§ INFORMATION SHOWN
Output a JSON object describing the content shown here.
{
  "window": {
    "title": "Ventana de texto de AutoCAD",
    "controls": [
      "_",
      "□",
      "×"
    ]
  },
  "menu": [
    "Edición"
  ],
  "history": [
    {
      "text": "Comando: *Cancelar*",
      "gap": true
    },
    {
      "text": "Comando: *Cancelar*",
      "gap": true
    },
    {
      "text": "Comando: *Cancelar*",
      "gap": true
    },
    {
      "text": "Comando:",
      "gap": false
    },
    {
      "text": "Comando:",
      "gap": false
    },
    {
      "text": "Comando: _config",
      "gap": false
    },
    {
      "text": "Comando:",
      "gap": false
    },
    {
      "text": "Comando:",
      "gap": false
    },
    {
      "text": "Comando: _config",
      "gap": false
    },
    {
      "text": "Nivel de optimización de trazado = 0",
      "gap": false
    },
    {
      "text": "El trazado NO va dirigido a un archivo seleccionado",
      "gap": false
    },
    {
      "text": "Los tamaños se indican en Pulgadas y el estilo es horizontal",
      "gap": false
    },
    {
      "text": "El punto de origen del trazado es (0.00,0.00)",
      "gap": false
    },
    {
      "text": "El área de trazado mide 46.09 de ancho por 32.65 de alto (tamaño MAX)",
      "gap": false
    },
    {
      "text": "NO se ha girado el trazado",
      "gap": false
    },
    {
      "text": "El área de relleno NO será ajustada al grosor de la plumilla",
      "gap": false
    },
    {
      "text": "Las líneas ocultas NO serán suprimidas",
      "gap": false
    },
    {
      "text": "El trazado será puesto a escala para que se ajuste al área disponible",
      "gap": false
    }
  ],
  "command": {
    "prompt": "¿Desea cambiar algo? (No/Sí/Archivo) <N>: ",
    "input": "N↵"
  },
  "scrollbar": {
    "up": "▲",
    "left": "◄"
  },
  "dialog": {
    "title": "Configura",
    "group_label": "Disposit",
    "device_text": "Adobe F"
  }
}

§ YOUR INSTRUCTIONS
Set down all of the records shown above once more, exactly.

§ TASK OUTPUT
Output a JSON object describing the content shown here.
{
  "window": {
    "title": "Ventana de texto de AutoCAD",
    "controls": [
      "_",
      "□",
      "×"
    ]
  },
  "menu": [
    "Edición"
  ],
  "history": [
    {
      "text": "Comando: *Cancelar*",
      "gap": true
    },
    {
      "text": "Comando: *Cancelar*",
      "gap": true
    },
    {
      "text": "Comando: *Cancelar*",
      "gap": true
    },
    {
      "text": "Comando:",
      "gap": false
    },
    {
      "text": "Comando:",
      "gap": false
    },
    {
      "text": "Comando: _config",
      "gap": false
    },
    {
      "text": "Comando:",
      "gap": false
    },
    {
      "text": "Comando:",
      "gap": false
    },
    {
      "text": "Comando: _config",
      "gap": false
    },
    {
      "text": "Nivel de optimización de trazado = 0",
      "gap": false
    },
    {
      "text": "El trazado NO va dirigido a un archivo seleccionado",
      "gap": false
    },
    {
      "text": "Los tamaños se indican en Pulgadas y el estilo es horizontal",
      "gap": false
    },
    {
      "text": "El punto de origen del trazado es (0.00,0.00)",
      "gap": false
    },
    {
      "text": "El área de trazado mide 46.09 de ancho por 32.65 de alto (tamaño MAX)",
      "gap": false
    },
    {
      "text": "NO se ha girado el trazado",
      "gap": false
    },
    {
      "text": "El área de relleno NO será ajustada al grosor de la plumilla",
      "gap": false
    },
    {
      "text": "Las líneas ocultas NO serán suprimidas",
      "gap": false
    },
    {
      "text": "El trazado será puesto a escala para que se ajuste al área disponible",
      "gap": false
    }
  ],
  "command": {
    "prompt": "¿Desea cambiar algo? (No/Sí/Archivo) <N>: ",
    "input": "N↵"
  },
  "scrollbar": {
    "up": "▲",
    "left": "◄"
  },
  "dialog": {
    "title": "Configura",
    "group_label": "Disposit",
    "device_text": "Adobe F"
  }
}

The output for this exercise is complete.